- Task prompt
Search the data for the word "Juniper" and copy every line where it occurs.

(Data items)

● ● ● ● ● ● ●

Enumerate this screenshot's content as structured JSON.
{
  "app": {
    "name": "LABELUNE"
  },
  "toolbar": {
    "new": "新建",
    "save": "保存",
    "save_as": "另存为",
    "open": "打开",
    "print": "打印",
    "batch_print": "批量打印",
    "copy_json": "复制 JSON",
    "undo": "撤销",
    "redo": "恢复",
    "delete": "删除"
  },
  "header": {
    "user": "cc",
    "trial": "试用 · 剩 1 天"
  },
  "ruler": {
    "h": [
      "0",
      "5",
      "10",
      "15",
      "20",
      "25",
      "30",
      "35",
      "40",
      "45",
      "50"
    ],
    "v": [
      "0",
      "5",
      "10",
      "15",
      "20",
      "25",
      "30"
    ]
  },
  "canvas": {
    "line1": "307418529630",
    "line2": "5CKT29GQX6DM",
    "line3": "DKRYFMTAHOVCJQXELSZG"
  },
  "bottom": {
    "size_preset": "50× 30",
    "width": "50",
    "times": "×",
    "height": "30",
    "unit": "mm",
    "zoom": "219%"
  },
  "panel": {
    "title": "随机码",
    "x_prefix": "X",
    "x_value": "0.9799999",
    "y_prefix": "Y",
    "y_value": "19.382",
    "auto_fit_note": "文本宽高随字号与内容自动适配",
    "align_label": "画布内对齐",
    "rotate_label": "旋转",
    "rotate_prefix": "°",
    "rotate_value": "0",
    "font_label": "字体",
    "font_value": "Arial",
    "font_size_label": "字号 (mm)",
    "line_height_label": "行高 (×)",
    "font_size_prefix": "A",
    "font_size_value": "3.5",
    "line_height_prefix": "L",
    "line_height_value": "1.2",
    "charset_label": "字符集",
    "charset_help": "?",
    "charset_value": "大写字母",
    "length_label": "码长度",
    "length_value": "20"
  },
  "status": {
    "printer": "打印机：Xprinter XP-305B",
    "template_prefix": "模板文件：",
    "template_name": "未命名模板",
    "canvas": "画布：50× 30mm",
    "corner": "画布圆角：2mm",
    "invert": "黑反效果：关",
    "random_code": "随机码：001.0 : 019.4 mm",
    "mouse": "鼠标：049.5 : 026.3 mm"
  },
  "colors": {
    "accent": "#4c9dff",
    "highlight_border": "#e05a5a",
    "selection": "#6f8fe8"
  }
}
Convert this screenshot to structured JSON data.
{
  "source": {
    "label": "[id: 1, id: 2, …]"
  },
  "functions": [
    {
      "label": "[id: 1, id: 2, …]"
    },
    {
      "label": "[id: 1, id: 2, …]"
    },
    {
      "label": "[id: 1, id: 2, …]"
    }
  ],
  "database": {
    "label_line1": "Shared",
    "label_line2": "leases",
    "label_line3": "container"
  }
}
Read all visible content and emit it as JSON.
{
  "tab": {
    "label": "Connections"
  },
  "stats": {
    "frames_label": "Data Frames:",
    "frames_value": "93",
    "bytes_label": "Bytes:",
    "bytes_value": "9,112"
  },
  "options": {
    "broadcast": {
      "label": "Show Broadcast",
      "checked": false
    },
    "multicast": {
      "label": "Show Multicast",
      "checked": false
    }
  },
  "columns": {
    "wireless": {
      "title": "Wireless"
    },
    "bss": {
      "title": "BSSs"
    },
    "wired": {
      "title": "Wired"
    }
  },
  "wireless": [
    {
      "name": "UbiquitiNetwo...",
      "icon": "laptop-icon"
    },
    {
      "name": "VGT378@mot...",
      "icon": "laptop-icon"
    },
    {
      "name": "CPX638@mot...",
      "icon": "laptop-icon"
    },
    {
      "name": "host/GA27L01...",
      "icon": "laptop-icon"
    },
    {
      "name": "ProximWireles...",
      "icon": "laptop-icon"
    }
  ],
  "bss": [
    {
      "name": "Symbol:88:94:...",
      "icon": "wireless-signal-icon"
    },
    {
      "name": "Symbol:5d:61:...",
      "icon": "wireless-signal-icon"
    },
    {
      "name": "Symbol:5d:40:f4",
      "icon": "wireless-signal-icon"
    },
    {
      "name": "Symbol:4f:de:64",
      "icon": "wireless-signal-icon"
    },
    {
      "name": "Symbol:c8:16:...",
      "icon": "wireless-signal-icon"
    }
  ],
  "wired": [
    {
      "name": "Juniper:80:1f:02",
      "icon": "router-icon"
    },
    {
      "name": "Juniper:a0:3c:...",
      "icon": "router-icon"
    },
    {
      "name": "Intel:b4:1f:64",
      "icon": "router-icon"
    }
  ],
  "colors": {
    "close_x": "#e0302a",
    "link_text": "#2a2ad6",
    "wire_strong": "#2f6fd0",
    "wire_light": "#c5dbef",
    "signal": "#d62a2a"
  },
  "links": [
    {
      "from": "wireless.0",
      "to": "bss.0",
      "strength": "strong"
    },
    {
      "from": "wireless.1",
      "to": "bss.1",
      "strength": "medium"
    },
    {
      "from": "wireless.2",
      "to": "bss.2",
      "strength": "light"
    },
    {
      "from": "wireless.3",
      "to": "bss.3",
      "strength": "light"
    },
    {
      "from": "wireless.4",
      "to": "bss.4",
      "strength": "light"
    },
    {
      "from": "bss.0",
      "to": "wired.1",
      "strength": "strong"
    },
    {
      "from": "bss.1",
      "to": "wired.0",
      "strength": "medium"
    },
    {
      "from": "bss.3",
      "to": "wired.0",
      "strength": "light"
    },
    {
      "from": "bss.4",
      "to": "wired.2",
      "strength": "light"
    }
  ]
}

● ● ● ● ● ● ●

- Solution to the exercise
      "name": "Juniper:80:1f:02",
      "name": "Juniper:a0:3c:...",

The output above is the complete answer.